* **WRITTEN INSTRUCTION**: Reproduce this listing in full.

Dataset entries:
────────────────────

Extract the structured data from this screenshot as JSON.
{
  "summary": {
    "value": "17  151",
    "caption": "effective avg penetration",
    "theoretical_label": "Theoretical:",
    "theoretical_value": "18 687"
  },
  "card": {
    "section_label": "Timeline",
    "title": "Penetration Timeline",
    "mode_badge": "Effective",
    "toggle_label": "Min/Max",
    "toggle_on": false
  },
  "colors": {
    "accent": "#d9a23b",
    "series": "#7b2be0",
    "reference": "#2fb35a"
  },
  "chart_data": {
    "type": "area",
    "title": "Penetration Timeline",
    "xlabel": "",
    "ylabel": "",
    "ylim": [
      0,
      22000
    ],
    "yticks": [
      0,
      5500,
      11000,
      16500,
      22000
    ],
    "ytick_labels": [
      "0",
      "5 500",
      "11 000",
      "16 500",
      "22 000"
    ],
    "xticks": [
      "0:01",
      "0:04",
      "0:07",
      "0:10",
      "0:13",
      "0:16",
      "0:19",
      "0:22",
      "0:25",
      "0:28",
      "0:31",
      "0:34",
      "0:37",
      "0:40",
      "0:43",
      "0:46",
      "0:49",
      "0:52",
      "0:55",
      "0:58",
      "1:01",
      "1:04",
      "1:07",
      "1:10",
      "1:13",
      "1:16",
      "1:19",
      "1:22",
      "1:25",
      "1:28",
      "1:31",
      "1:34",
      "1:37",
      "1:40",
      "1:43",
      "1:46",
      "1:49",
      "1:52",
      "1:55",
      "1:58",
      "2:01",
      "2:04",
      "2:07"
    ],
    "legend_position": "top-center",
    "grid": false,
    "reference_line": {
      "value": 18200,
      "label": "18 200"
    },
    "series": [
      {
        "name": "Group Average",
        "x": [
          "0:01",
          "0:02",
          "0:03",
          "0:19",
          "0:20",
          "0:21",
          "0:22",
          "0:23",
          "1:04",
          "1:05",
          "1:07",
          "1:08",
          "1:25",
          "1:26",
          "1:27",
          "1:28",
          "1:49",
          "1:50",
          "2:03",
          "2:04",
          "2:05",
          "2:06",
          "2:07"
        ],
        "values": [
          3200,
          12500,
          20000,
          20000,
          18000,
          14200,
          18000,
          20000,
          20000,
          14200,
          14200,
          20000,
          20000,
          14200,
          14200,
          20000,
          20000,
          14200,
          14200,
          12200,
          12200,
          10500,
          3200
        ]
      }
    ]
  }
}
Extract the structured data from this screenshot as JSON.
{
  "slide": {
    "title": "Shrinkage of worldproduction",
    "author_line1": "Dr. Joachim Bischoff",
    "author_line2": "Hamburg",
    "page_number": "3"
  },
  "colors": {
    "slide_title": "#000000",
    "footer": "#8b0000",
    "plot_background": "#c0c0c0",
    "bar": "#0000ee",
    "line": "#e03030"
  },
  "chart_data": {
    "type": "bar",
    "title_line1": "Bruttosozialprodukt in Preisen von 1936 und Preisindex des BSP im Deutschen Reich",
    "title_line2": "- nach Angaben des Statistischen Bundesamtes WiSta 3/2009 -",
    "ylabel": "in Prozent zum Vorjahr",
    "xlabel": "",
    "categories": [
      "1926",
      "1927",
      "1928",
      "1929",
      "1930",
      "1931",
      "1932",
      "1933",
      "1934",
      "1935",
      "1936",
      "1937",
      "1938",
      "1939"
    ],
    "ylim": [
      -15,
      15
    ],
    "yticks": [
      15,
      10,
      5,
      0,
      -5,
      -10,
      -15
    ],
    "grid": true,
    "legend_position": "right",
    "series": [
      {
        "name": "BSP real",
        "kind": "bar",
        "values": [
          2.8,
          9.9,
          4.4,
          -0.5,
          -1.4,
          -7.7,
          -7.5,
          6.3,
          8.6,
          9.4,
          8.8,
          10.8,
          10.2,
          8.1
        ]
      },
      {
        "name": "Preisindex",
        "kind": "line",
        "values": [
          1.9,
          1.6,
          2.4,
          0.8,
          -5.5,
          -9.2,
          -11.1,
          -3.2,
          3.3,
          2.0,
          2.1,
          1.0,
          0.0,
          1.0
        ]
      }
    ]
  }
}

────────────────────

* **COMPLETED TASK**:
Extract the structured data from this screenshot as JSON.
{
  "summary": {
    "value": "17  151",
    "caption": "effective avg penetration",
    "theoretical_label": "Theoretical:",
    "theoretical_value": "18 687"
  },
  "card": {
    "section_label": "Timeline",
    "title": "Penetration Timeline",
    "mode_badge": "Effective",
    "toggle_label": "Min/Max",
    "toggle_on": false
  },
  "colors": {
    "accent": "#d9a23b",
    "series": "#7b2be0",
    "reference": "#2fb35a"
  },
  "chart_data": {
    "type": "area",
    "title": "Penetration Timeline",
    "xlabel": "",
    "ylabel": "",
    "ylim": [
      0,
      22000
    ],
    "yticks": [
      0,
      5500,
      11000,
      16500,
      22000
    ],
    "ytick_labels": [
      "0",
      "5 500",
      "11 000",
      "16 500",
      "22 000"
    ],
    "xticks": [
      "0:01",
      "0:04",
      "0:07",
      "0:10",
      "0:13",
      "0:16",
      "0:19",
      "0:22",
      "0:25",
      "0:28",
      "0:31",
      "0:34",
      "0:37",
      "0:40",
      "0:43",
      "0:46",
      "0:49",
      "0:52",
      "0:55",
      "0:58",
      "1:01",
      "1:04",
      "1:07",
      "1:10",
      "1:13",
      "1:16",
      "1:19",
      "1:22",
      "1:25",
      "1:28",
      "1:31",
      "1:34",
      "1:37",
      "1:40",
      "1:43",
      "1:46",
      "1:49",
      "1:52",
      "1:55",
      "1:58",
      "2:01",
      "2:04",
      "2:07"
    ],
    "legend_position": "top-center",
    "grid": false,
    "reference_line": {
      "value": 18200,
      "label": "18 200"
    },
    "series": [
      {
        "name": "Group Average",
        "x": [
          "0:01",
          "0:02",
          "0:03",
          "0:19",
          "0:20",
          "0:21",
          "0:22",
          "0:23",
          "1:04",
          "1:05",
          "1:07",
          "1:08",
          "1:25",
          "1:26",
          "1:27",
          "1:28",
          "1:49",
          "1:50",
          "2:03",
          "2:04",
          "2:05",
          "2:06",
          "2:07"
        ],
        "values": [
          3200,
          12500,
          20000,
          20000,
          18000,
          14200,
          18000,
          20000,
          20000,
          14200,
          14200,
          20000,
          20000,
          14200,
          14200,
          20000,
          20000,
          14200,
          14200,
          12200,
          12200,
          10500,
          3200
        ]
      }
    ]
  }
}
Extract the structured data from this screenshot as JSON.
{
  "slide": {
    "title": "Shrinkage of worldproduction",
    "author_line1": "Dr. Joachim Bischoff",
    "author_line2": "Hamburg",
    "page_number": "3"
  },
  "colors": {
    "slide_title": "#000000",
    "footer": "#8b0000",
    "plot_background": "#c0c0c0",
    "bar": "#0000ee",
    "line": "#e03030"
  },
  "chart_data": {
    "type": "bar",
    "title_line1": "Bruttosozialprodukt in Preisen von 1936 und Preisindex des BSP im Deutschen Reich",
    "title_line2": "- nach Angaben des Statistischen Bundesamtes WiSta 3/2009 -",
    "ylabel": "in Prozent zum Vorjahr",
    "xlabel": "",
    "categories": [
      "1926",
      "1927",
      "1928",
      "1929",
      "1930",
      "1931",
      "1932",
      "1933",
      "1934",
      "1935",
      "1936",
      "1937",
      "1938",
      "1939"
    ],
    "ylim": [
      -15,
      15
    ],
    "yticks": [
      15,
      10,
      5,
      0,
      -5,
      -10,
      -15
    ],
    "grid": true,
    "legend_position": "right",
    "series": [
      {
        "name": "BSP real",
        "kind": "bar",
        "values": [
          2.8,
          9.9,
          4.4,
          -0.5,
          -1.4,
          -7.7,
          -7.5,
          6.3,
          8.6,
          9.4,
          8.8,
          10.8,
          10.2,
          8.1
        ]
      },
      {
        "name": "Preisindex",
        "kind": "line",
        "values": [
          1.9,
          1.6,
          2.4,
          0.8,
          -5.5,
          -9.2,
          -11.1,
          -3.2,
          3.3,
          2.0,
          2.1,
          1.0,
          0.0,
          1.0
        ]
      }
    ]
  }
}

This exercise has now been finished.